* **WHAT IS REQUIRED**
How many lines of the records below contain the word "highlighted"? Answer with the number alone.

Stored data entries

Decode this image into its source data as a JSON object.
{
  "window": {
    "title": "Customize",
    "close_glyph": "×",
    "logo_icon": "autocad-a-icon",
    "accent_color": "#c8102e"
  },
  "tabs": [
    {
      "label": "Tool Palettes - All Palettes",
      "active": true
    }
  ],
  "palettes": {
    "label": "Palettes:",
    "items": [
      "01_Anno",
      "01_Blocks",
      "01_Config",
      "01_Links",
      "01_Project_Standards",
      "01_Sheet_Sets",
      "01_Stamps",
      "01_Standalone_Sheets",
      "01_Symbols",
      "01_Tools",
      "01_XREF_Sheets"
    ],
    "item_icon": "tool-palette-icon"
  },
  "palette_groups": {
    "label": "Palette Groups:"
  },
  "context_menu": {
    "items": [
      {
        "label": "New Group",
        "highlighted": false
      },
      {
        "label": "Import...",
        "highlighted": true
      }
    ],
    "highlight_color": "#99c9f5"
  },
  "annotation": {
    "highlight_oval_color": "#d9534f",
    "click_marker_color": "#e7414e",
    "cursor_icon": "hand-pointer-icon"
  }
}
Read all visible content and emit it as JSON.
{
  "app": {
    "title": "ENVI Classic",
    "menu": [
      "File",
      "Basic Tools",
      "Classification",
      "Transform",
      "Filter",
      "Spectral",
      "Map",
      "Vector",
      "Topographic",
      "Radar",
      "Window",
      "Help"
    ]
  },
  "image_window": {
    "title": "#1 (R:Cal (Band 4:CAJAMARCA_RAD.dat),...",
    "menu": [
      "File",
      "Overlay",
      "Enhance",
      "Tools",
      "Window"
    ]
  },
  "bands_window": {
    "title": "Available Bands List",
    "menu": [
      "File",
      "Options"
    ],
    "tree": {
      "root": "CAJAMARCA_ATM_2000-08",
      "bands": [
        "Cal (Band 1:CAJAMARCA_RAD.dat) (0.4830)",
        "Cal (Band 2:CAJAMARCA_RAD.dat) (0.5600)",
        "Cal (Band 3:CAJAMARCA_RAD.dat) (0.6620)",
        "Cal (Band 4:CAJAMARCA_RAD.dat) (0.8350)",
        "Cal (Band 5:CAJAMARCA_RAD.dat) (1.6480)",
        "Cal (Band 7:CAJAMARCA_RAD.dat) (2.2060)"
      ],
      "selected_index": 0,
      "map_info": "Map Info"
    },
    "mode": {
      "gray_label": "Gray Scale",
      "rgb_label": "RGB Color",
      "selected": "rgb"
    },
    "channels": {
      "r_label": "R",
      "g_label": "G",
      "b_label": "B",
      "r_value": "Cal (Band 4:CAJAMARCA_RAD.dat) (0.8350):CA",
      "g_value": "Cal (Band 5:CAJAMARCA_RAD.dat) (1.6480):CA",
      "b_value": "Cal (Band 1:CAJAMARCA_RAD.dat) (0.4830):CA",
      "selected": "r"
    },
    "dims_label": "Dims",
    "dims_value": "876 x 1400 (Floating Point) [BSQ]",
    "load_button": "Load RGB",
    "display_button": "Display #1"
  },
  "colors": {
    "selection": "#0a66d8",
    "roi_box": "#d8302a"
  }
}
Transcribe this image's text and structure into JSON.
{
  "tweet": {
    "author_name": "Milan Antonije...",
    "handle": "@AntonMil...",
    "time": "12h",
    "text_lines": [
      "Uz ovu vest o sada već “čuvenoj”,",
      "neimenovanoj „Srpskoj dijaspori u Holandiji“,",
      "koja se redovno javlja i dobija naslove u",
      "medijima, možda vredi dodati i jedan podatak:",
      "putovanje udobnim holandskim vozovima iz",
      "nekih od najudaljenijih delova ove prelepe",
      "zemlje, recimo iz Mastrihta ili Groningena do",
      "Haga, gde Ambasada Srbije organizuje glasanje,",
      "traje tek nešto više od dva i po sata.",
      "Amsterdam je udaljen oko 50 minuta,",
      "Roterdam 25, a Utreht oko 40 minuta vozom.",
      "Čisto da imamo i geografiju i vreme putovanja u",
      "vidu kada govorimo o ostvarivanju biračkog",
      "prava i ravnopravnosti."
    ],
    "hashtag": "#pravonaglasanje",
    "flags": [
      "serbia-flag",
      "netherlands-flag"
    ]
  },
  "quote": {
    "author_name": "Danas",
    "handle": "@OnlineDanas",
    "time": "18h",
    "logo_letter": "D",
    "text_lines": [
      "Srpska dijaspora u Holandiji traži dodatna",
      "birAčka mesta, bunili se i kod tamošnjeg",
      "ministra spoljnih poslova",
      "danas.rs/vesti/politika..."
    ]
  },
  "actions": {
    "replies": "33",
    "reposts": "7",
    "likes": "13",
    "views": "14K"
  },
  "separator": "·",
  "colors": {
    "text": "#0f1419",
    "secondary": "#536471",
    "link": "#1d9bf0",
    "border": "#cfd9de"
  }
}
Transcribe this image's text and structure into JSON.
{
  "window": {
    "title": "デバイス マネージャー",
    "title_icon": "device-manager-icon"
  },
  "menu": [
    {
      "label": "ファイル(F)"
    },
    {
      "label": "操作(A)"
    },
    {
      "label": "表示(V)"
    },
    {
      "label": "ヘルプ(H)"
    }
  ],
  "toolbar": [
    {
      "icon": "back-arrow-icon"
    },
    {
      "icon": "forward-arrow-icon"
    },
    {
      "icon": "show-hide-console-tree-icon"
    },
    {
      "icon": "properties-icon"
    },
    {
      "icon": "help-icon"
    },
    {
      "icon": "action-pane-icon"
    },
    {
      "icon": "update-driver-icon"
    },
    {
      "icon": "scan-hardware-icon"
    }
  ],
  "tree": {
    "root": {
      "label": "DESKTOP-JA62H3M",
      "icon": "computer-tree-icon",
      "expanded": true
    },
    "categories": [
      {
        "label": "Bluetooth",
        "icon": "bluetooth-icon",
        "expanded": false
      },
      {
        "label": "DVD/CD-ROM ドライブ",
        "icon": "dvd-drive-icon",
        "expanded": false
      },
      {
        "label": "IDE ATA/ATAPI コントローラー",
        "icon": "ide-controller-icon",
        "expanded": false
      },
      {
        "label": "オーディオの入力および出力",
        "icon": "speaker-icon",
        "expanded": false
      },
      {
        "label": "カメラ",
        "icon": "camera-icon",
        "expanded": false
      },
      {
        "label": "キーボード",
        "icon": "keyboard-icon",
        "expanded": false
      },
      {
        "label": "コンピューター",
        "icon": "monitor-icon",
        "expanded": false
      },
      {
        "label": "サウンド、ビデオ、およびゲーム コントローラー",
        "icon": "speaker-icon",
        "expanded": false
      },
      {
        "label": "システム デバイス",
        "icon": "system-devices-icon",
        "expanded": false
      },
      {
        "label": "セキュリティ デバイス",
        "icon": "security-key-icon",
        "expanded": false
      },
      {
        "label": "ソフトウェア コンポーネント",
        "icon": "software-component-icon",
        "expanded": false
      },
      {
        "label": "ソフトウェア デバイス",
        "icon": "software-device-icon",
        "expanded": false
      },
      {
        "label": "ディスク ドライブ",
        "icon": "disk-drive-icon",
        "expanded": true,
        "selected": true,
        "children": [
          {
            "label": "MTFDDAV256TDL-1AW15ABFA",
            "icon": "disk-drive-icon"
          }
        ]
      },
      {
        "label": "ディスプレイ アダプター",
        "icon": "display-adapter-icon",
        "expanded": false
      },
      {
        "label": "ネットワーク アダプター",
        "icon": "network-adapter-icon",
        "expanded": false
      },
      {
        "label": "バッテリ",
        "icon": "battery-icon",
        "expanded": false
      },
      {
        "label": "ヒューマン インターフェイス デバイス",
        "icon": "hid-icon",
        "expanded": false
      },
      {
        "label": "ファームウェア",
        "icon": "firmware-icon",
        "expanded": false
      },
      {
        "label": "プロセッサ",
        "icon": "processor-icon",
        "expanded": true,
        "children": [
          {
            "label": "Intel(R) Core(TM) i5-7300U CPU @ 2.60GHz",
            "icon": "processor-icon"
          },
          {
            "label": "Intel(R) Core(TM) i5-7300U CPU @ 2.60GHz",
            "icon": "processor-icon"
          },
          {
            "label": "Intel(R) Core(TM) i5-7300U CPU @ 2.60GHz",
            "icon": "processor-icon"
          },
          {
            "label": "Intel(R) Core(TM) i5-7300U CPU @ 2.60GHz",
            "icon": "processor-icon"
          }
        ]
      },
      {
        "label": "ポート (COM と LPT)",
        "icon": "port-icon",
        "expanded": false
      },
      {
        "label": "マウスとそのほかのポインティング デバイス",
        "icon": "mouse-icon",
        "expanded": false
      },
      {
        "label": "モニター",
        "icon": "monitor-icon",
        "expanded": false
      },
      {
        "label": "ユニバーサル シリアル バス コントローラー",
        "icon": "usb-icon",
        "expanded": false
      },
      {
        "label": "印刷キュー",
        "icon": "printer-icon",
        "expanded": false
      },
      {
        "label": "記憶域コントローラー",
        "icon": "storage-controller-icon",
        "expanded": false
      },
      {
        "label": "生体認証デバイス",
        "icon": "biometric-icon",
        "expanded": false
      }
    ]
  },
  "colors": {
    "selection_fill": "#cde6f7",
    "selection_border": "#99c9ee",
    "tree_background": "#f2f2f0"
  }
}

* **REPLY TO THE TASK**
2